Output each line of the material exactly as it stands.
──────────
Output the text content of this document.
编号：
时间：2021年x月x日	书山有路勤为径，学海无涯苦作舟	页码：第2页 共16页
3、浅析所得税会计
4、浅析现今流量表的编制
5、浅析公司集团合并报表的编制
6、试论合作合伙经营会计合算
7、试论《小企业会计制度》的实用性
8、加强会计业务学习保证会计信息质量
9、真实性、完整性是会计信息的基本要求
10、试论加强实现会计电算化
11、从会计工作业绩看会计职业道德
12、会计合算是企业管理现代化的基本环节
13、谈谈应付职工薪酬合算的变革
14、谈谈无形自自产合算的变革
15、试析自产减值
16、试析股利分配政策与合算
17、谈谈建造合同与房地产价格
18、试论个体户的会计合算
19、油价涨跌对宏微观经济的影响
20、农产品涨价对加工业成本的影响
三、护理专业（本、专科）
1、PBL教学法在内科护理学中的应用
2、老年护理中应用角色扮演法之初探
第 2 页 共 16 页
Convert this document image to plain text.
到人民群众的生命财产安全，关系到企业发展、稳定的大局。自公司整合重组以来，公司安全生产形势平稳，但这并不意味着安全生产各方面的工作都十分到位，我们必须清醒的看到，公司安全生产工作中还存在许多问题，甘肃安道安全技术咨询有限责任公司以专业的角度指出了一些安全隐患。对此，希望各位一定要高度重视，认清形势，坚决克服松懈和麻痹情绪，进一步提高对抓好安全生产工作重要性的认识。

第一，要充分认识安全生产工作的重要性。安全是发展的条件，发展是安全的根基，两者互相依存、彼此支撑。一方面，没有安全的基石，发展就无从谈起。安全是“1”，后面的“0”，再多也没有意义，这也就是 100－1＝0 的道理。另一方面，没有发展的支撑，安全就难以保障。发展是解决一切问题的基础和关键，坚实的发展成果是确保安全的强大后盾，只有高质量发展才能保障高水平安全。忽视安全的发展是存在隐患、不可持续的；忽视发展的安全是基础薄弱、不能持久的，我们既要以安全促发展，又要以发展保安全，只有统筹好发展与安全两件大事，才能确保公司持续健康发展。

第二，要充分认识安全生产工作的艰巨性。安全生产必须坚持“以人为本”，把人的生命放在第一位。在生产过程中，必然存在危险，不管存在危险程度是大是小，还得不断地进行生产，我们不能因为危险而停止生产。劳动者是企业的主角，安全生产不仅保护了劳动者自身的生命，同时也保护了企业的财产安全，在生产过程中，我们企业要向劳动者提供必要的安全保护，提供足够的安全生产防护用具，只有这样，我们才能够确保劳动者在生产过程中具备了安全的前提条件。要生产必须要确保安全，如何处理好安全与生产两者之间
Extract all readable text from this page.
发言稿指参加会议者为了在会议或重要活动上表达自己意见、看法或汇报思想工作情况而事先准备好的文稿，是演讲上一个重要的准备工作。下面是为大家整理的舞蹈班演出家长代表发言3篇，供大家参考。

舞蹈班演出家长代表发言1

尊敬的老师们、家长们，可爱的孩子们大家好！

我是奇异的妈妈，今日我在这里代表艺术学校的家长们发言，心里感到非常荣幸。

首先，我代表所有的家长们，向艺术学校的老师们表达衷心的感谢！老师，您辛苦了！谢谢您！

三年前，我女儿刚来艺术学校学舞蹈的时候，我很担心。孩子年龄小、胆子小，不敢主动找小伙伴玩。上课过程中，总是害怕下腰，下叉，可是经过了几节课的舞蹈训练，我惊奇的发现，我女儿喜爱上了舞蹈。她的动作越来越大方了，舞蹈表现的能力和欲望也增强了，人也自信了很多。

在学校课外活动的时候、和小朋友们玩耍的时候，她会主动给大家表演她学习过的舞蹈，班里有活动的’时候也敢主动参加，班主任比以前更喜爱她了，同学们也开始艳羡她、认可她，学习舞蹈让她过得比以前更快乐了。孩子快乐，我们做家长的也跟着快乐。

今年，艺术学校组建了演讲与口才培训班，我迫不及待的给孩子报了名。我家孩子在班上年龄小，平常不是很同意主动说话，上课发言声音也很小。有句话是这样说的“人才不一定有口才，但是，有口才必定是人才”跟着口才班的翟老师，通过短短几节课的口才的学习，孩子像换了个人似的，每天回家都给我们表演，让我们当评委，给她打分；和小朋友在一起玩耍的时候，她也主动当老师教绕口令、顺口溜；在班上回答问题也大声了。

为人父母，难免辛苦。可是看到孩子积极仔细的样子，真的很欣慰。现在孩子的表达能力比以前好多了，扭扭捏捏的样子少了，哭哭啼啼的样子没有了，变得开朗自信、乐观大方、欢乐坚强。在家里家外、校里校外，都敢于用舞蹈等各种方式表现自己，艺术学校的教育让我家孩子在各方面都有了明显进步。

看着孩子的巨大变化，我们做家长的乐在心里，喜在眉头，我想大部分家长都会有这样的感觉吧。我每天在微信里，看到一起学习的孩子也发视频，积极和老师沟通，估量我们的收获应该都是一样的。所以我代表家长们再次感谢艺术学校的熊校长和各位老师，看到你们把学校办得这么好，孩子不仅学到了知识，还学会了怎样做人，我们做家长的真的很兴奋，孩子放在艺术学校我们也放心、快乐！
──────────
Expected answer
Output the text content of this document.
编号：
时间：2021年x月x日	书山有路勤为径，学海无涯苦作舟	页码：第2页 共16页
3、浅析所得税会计
4、浅析现今流量表的编制
5、浅析公司集团合并报表的编制
6、试论合作合伙经营会计合算
7、试论《小企业会计制度》的实用性
8、加强会计业务学习保证会计信息质量
9、真实性、完整性是会计信息的基本要求
10、试论加强实现会计电算化
11、从会计工作业绩看会计职业道德
12、会计合算是企业管理现代化的基本环节
13、谈谈应付职工薪酬合算的变革
14、谈谈无形自自产合算的变革
15、试析自产减值
16、试析股利分配政策与合算
17、谈谈建造合同与房地产价格
18、试论个体户的会计合算
19、油价涨跌对宏微观经济的影响
20、农产品涨价对加工业成本的影响
三、护理专业（本、专科）
1、PBL教学法在内科护理学中的应用
2、老年护理中应用角色扮演法之初探
第 2 页 共 16 页
Convert this document image to plain text.
到人民群众的生命财产安全，关系到企业发展、稳定的大局。自公司整合重组以来，公司安全生产形势平稳，但这并不意味着安全生产各方面的工作都十分到位，我们必须清醒的看到，公司安全生产工作中还存在许多问题，甘肃安道安全技术咨询有限责任公司以专业的角度指出了一些安全隐患。对此，希望各位一定要高度重视，认清形势，坚决克服松懈和麻痹情绪，进一步提高对抓好安全生产工作重要性的认识。

第一，要充分认识安全生产工作的重要性。安全是发展的条件，发展是安全的根基，两者互相依存、彼此支撑。一方面，没有安全的基石，发展就无从谈起。安全是“1”，后面的“0”，再多也没有意义，这也就是 100－1＝0 的道理。另一方面，没有发展的支撑，安全就难以保障。发展是解决一切问题的基础和关键，坚实的发展成果是确保安全的强大后盾，只有高质量发展才能保障高水平安全。忽视安全的发展是存在隐患、不可持续的；忽视发展的安全是基础薄弱、不能持久的，我们既要以安全促发展，又要以发展保安全，只有统筹好发展与安全两件大事，才能确保公司持续健康发展。

第二，要充分认识安全生产工作的艰巨性。安全生产必须坚持“以人为本”，把人的生命放在第一位。在生产过程中，必然存在危险，不管存在危险程度是大是小，还得不断地进行生产，我们不能因为危险而停止生产。劳动者是企业的主角，安全生产不仅保护了劳动者自身的生命，同时也保护了企业的财产安全，在生产过程中，我们企业要向劳动者提供必要的安全保护，提供足够的安全生产防护用具，只有这样，我们才能够确保劳动者在生产过程中具备了安全的前提条件。要生产必须要确保安全，如何处理好安全与生产两者之间
Extract all readable text from this page.
发言稿指参加会议者为了在会议或重要活动上表达自己意见、看法或汇报思想工作情况而事先准备好的文稿，是演讲上一个重要的准备工作。下面是为大家整理的舞蹈班演出家长代表发言3篇，供大家参考。

舞蹈班演出家长代表发言1

尊敬的老师们、家长们，可爱的孩子们大家好！

我是奇异的妈妈，今日我在这里代表艺术学校的家长们发言，心里感到非常荣幸。

首先，我代表所有的家长们，向艺术学校的老师们表达衷心的感谢！老师，您辛苦了！谢谢您！

三年前，我女儿刚来艺术学校学舞蹈的时候，我很担心。孩子年龄小、胆子小，不敢主动找小伙伴玩。上课过程中，总是害怕下腰，下叉，可是经过了几节课的舞蹈训练，我惊奇的发现，我女儿喜爱上了舞蹈。她的动作越来越大方了，舞蹈表现的能力和欲望也增强了，人也自信了很多。

在学校课外活动的时候、和小朋友们玩耍的时候，她会主动给大家表演她学习过的舞蹈，班里有活动的’时候也敢主动参加，班主任比以前更喜爱她了，同学们也开始艳羡她、认可她，学习舞蹈让她过得比以前更快乐了。孩子快乐，我们做家长的也跟着快乐。

今年，艺术学校组建了演讲与口才培训班，我迫不及待的给孩子报了名。我家孩子在班上年龄小，平常不是很同意主动说话，上课发言声音也很小。有句话是这样说的“人才不一定有口才，但是，有口才必定是人才”跟着口才班的翟老师，通过短短几节课的口才的学习，孩子像换了个人似的，每天回家都给我们表演，让我们当评委，给她打分；和小朋友在一起玩耍的时候，她也主动当老师教绕口令、顺口溜；在班上回答问题也大声了。

为人父母，难免辛苦。可是看到孩子积极仔细的样子，真的很欣慰。现在孩子的表达能力比以前好多了，扭扭捏捏的样子少了，哭哭啼啼的样子没有了，变得开朗自信、乐观大方、欢乐坚强。在家里家外、校里校外，都敢于用舞蹈等各种方式表现自己，艺术学校的教育让我家孩子在各方面都有了明显进步。

看着孩子的巨大变化，我们做家长的乐在心里，喜在眉头，我想大部分家长都会有这样的感觉吧。我每天在微信里，看到一起学习的孩子也发视频，积极和老师沟通，估量我们的收获应该都是一样的。所以我代表家长们再次感谢艺术学校的熊校长和各位老师，看到你们把学校办得这么好，孩子不仅学到了知识，还学会了怎样做人，我们做家长的真的很兴奋，孩子放在艺术学校我们也放心、快乐！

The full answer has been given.